### WHAT IS NEEDED
Copy nothing but the text: repeat each entry exactly and drop the images.

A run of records
▬▬▬

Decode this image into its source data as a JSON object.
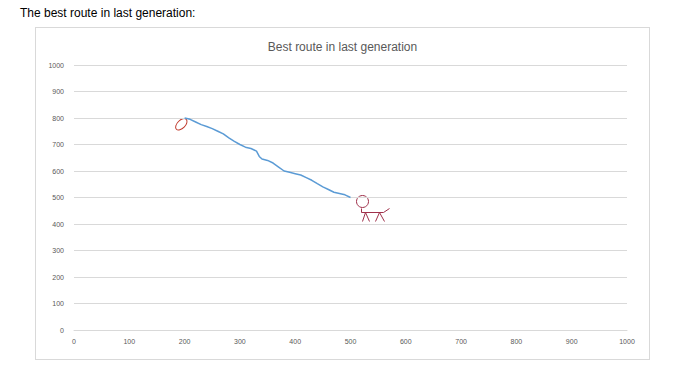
{
  "heading": "The best route in last generation:",
  "chart_data": {
    "type": "line",
    "title": "Best route in last generation",
    "x": [
      200,
      210,
      220,
      230,
      240,
      250,
      260,
      270,
      280,
      290,
      300,
      310,
      320,
      330,
      335,
      340,
      350,
      360,
      370,
      380,
      390,
      400,
      410,
      420,
      430,
      440,
      450,
      460,
      470,
      480,
      490,
      500
    ],
    "values": [
      800,
      795,
      785,
      775,
      768,
      760,
      750,
      740,
      725,
      712,
      700,
      690,
      685,
      675,
      655,
      645,
      640,
      630,
      615,
      600,
      595,
      590,
      585,
      575,
      565,
      552,
      540,
      530,
      520,
      515,
      510,
      500
    ],
    "color": "#5b9bd5",
    "marker": "none",
    "xlim": [
      0,
      1000
    ],
    "xticks": [
      0,
      100,
      200,
      300,
      400,
      500,
      600,
      700,
      800,
      900,
      1000
    ],
    "ylim": [
      0,
      1000
    ],
    "yticks": [
      0,
      100,
      200,
      300,
      400,
      500,
      600,
      700,
      800,
      900,
      1000
    ],
    "grid": true
  }
}
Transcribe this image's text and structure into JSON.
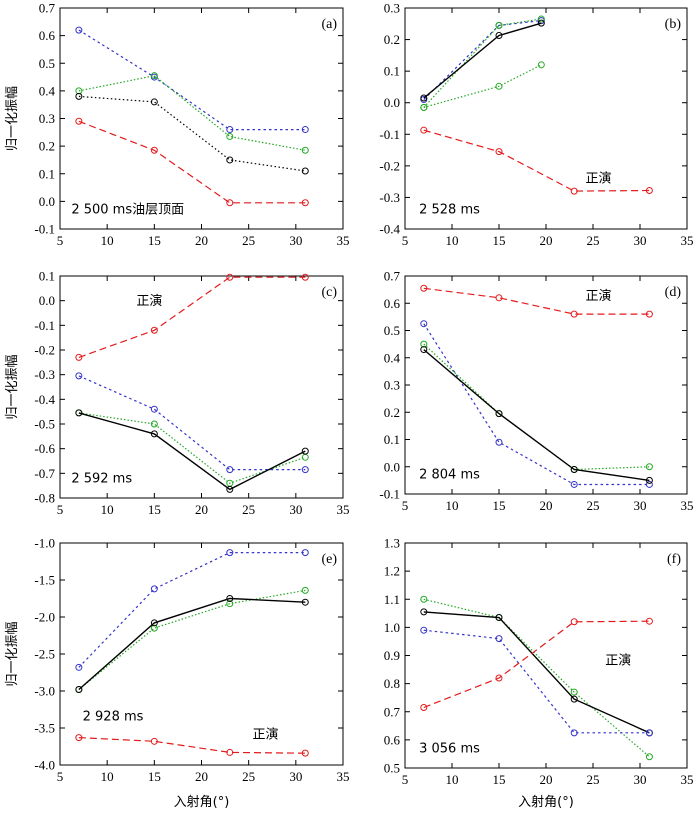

▬▬▬

### SOLUTION FOR THIS PROBLEM
Decode this image into its source data as a JSON object.
{
  "heading": "The best route in last generation:",
  "chart_data": {
    "type": "line",
    "title": "Best route in last generation",
    "x": [
      200,
      210,
      220,
      230,
      240,
      250,
      260,
      270,
      280,
      290,
      300,
      310,
      320,
      330,
      335,
      340,
      350,
      360,
      370,
      380,
      390,
      400,
      410,
      420,
      430,
      440,
      450,
      460,
      470,
      480,
      490,
      500
    ],
    "values": [
      800,
      795,
      785,
      775,
      768,
      760,
      750,
      740,
      725,
      712,
      700,
      690,
      685,
      675,
      655,
      645,
      640,
      630,
      615,
      600,
      595,
      590,
      585,
      575,
      565,
      552,
      540,
      530,
      520,
      515,
      510,
      500
    ],
    "color": "#5b9bd5",
    "marker": "none",
    "xlim": [
      0,
      1000
    ],
    "xticks": [
      0,
      100,
      200,
      300,
      400,
      500,
      600,
      700,
      800,
      900,
      1000
    ],
    "ylim": [
      0,
      1000
    ],
    "yticks": [
      0,
      100,
      200,
      300,
      400,
      500,
      600,
      700,
      800,
      900,
      1000
    ],
    "grid": true
  }
}
Transcribe this image's text and structure into JSON.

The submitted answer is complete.